• [PROVIDED PASSAGE]
---------------

The SVN-CoCoSo model is applied on the SHRM assessment problem of manufacturing firms. In this model, the balanced compromise degrees of alternatives are determined as $Q_1^{\left(1\right)}=$0.2573, $Q_2^{\left(1\right)}=$0.2528, $Q_3^{\left(1\right)}=$0.2483 and $Q_4^{\left(1\right)}=$ 0.2415, $Q_1^{\left(2\right)}=$2.1309, $Q_2^{\left(2\right)}=$2.0932, $Q_3^{\left(2\right)}=$2.0563 and $Q_4^{\left(2\right)}=$ 2.0000, $Q_1^{\left(3\right)}=$1.0000, $Q_2^{\left(3\right)}=$0.9823, $Q_3^{\left(3\right)}=$0.9650 and $Q_4^{\left(3\right)}=$ 0.9386. Next, the OCDs of manufacturing firms are estimated as Q₁ = 1.9479, Q₂ = 1.9135, Q₃ = 1.8797 and Q₄ = 1.8283. Then the ranking order of manufacturing firms is $F_1\succ \hspace{0.17em}{F}_2\succ \hspace{0.17em}{F}_3\succ \hspace{0.17em}{F}_4$ and the most appropriate firm for SHRM assessment in manufacturing firms is manufacturing firm-1 (F₁).

Figure 7. Comparison of assessment degree of firms for SHRM assessment with various methods.

Figure 7. Comparison of assessment degree of firms for SHRM assessment with various methods.

5.3. Discussion

At the present time, sustainability is the major apprehensions of administrations and society. Along with all sectors of each country’s business, organizations are considerably trying to achieve SDGs. In this way and to promote firm’s sustainability, various firms are trying to establish relation with sustainability to HRM, which is formed an innovative standard named as “sustainability human resource management (SHRM)”. Corresponding to Ehnert et al. (2016), SHRM is associated to those actions which lead to attaining the SEE sustainability dimensions objectives inside and outside of the manufacturing firms.

---------------

• [PROBLEM 1] Reproduce the passage on SHRM assessment between "At the present" and "the manufacturing firms.", inclusive.
• [PROBLEM 2] Extend the discussion of sustainable human resource management beyond its last sentence.

• [SOURCE DATA]
---------------

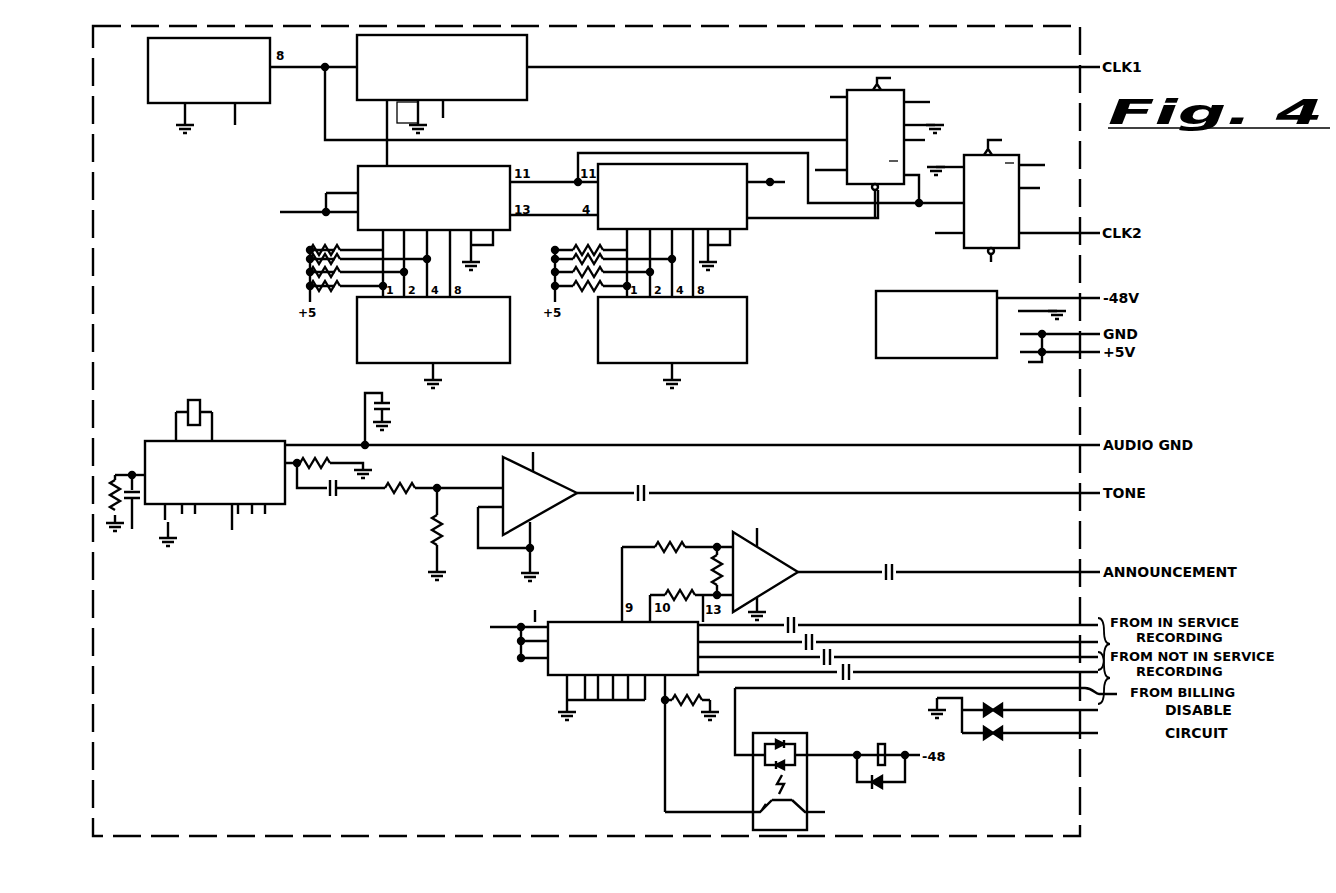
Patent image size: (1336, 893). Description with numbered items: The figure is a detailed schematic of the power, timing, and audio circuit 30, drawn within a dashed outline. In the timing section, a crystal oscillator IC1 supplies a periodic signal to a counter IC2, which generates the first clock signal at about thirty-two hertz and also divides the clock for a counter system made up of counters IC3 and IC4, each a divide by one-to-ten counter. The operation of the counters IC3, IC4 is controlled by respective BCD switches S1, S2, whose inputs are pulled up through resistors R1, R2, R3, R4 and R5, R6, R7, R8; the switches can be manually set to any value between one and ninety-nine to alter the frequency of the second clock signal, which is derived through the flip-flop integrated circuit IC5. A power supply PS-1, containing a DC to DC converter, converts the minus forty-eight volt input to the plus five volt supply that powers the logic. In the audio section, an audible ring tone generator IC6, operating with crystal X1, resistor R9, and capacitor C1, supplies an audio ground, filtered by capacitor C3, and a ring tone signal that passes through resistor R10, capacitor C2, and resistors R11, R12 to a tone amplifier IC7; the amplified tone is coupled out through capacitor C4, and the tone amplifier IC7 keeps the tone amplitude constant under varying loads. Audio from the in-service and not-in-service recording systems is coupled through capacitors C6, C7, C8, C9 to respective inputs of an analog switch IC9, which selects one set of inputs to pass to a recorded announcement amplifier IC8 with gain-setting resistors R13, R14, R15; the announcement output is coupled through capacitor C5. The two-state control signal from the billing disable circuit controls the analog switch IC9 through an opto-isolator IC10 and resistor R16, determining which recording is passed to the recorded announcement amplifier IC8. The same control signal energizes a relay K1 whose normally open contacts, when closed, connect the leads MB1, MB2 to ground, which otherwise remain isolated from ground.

---------------

• [WRITTEN RESPONSE 1]
At the present time, sustainability is the major apprehensions of administrations and society. Along with all sectors of each country’s business, organizations are considerably trying to achieve SDGs. In this way and to promote firm’s sustainability, various firms are trying to establish relation with sustainability to HRM, which is formed an innovative standard named as “sustainability human resource management (SHRM)”. Corresponding to Ehnert et al. (2016), SHRM is associated to those actions which lead to attaining the SEE sustainability dimensions objectives inside and outside of the manufacturing firms.

• [WRITTEN RESPONSE 2]
From Figure 7, it can effortlessly be seen that most suitable “manufacturing firm (F₁)” is same for all the MCGDM approaches, namely SVN-COPRAS, SVN-WASPAS, SVN-TOPSIS and SVN-CoCoSo. The main advantages of the developed SVN-DM-RANCOM-AROMAN methodology are as follows:

• The SVN-DM proposed in this study overcomes the limitations of existing measures in order to enumerate the amount of distance between SVNSs.
• The developed tool uses weighting model using the combination of SVN-DM-based tool for objective weight and SVN-RANCOM model for subjective weight, which results in more accurate, optimal weights.
• Existing SVN-WASPAS and SVN-TOPSIS models consider direct weight of criteria, while the proposed model has used a rank sum-based procedure to compute the DEs weights. Thus, the proposed model has good effectiveness through the evaluation of manufacturing firms for SHRM assessment.
• The SVN-DM-RANCOM-AROMAN model uses the linear and vector normalization models to aggregate the indeterminate, inconsistent and uncertain information, therefore it provides more accurate decision than existing methods.

Figure 7. Depiction of the Sustainability aspects weight of SEE analysis by SVN-DM-RANCOM.

Figure 7. Depiction of the Sustainability aspects weight of SEE analysis by SVN-DM-RANCOM.

Based on the previous studies, organizations can do various activities in order to reach SHRM. In this study, in order to consider all earlier studies providing a systematic review and planning interviews, we have characterized aspects of SHRM into three SEE sustainability dimensions. This work has been documented five indicators to the social dimension: social investment, equal employment opportunities, poverty reduction and social equity, social integrity and corporate social responsibility, considered five indicators with the environmental dimension as green management and leadership, green culture strategy, training and development, green workspace, green employee relationship, and finally three indicators comprising of green performance appraisal, green profitability, employee efficiency, creating the economic dimension.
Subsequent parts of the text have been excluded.